Instruction:
Pictures do not belong in the copy. Return all of the entries exactly.
-- Start --
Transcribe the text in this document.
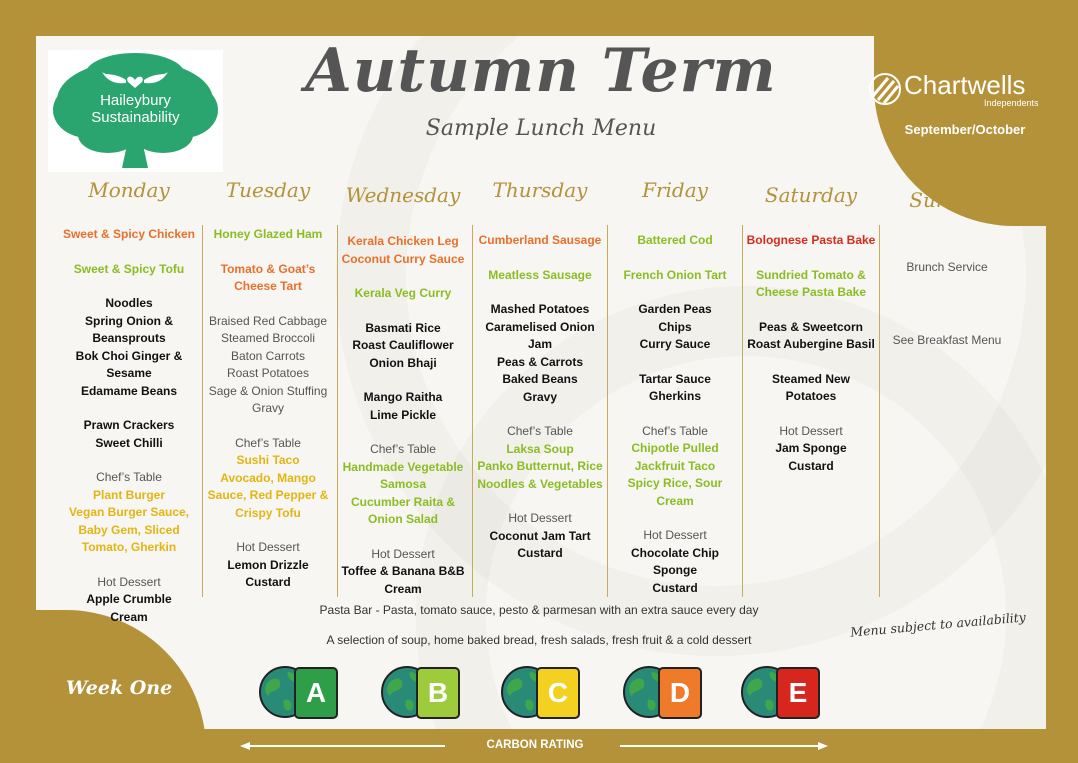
Haileybury
Sustainability
Autumn Term
Sample Lunch Menu
Chartwells
Independents
September/October
Monday
Sweet & Spicy Chicken
Sweet & Spicy Tofu
Noodles
Spring Onion &
Beansprouts
Bok Choi Ginger &
Sesame
Edamame Beans
Prawn Crackers
Sweet Chilli
Chef’s Table
Plant Burger
Vegan Burger Sauce,
Baby Gem, Sliced
Tomato, Gherkin
Hot Dessert
Apple Crumble
Cream
Tuesday
Honey Glazed Ham
Tomato & Goat’s
Cheese Tart
Braised Red Cabbage
Steamed Broccoli
Baton Carrots
Roast Potatoes
Sage & Onion Stuffing
Gravy
Chef’s Table
Sushi Taco
Avocado, Mango
Sauce, Red Pepper &
Crispy Tofu
Hot Dessert
Lemon Drizzle
Custard
Wednesday
Kerala Chicken Leg
Coconut Curry Sauce
Kerala Veg Curry
Basmati Rice
Roast Cauliflower
Onion Bhaji
Mango Raitha
Lime Pickle
Chef’s Table
Handmade Vegetable
Samosa
Cucumber Raita &
Onion Salad
Hot Dessert
Toffee & Banana B&B
Cream
Thursday
Cumberland Sausage
Meatless Sausage
Mashed Potatoes
Caramelised Onion
Jam
Peas & Carrots
Baked Beans
Gravy
Chef’s Table
Laksa Soup
Panko Butternut, Rice
Noodles & Vegetables
Hot Dessert
Coconut Jam Tart
Custard
Friday
Battered Cod
French Onion Tart
Garden Peas
Chips
Curry Sauce
Tartar Sauce
Gherkins
Chef’s Table
Chipotle Pulled
Jackfruit Taco
Spicy Rice, Sour
Cream
Hot Dessert
Chocolate Chip
Sponge
Custard
Saturday
Bolognese Pasta Bake
Sundried Tomato &
Cheese Pasta Bake
Peas & Sweetcorn
Roast Aubergine Basil
Steamed New
Potatoes
Hot Dessert
Jam Sponge
Custard
Sunday
Brunch Service
See Breakfast Menu
Pasta Bar - Pasta, tomato sauce, pesto & parmesan with an extra sauce every day
A selection of soup, home baked bread, fresh salads, fresh fruit & a cold dessert
Menu subject to availability
Week One	A	B	C	D	E
CARBON RATING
-- End --
Expected answer:
Transcribe the text in this document.
Haileybury
Sustainability
Autumn Term
Sample Lunch Menu
Chartwells
Independents
September/October
Monday
Sweet & Spicy Chicken
Sweet & Spicy Tofu
Noodles
Spring Onion &
Beansprouts
Bok Choi Ginger &
Sesame
Edamame Beans
Prawn Crackers
Sweet Chilli
Chef’s Table
Plant Burger
Vegan Burger Sauce,
Baby Gem, Sliced
Tomato, Gherkin
Hot Dessert
Apple Crumble
Cream
Tuesday
Honey Glazed Ham
Tomato & Goat’s
Cheese Tart
Braised Red Cabbage
Steamed Broccoli
Baton Carrots
Roast Potatoes
Sage & Onion Stuffing
Gravy
Chef’s Table
Sushi Taco
Avocado, Mango
Sauce, Red Pepper &
Crispy Tofu
Hot Dessert
Lemon Drizzle
Custard
Wednesday
Kerala Chicken Leg
Coconut Curry Sauce
Kerala Veg Curry
Basmati Rice
Roast Cauliflower
Onion Bhaji
Mango Raitha
Lime Pickle
Chef’s Table
Handmade Vegetable
Samosa
Cucumber Raita &
Onion Salad
Hot Dessert
Toffee & Banana B&B
Cream
Thursday
Cumberland Sausage
Meatless Sausage
Mashed Potatoes
Caramelised Onion
Jam
Peas & Carrots
Baked Beans
Gravy
Chef’s Table
Laksa Soup
Panko Butternut, Rice
Noodles & Vegetables
Hot Dessert
Coconut Jam Tart
Custard
Friday
Battered Cod
French Onion Tart
Garden Peas
Chips
Curry Sauce
Tartar Sauce
Gherkins
Chef’s Table
Chipotle Pulled
Jackfruit Taco
Spicy Rice, Sour
Cream
Hot Dessert
Chocolate Chip
Sponge
Custard
Saturday
Bolognese Pasta Bake
Sundried Tomato &
Cheese Pasta Bake
Peas & Sweetcorn
Roast Aubergine Basil
Steamed New
Potatoes
Hot Dessert
Jam Sponge
Custard
Sunday
Brunch Service
See Breakfast Menu
Pasta Bar - Pasta, tomato sauce, pesto & parmesan with an extra sauce every day
A selection of soup, home baked bread, fresh salads, fresh fruit & a cold dessert
Menu subject to availability
Week One	A	B	C	D	E
CARBON RATING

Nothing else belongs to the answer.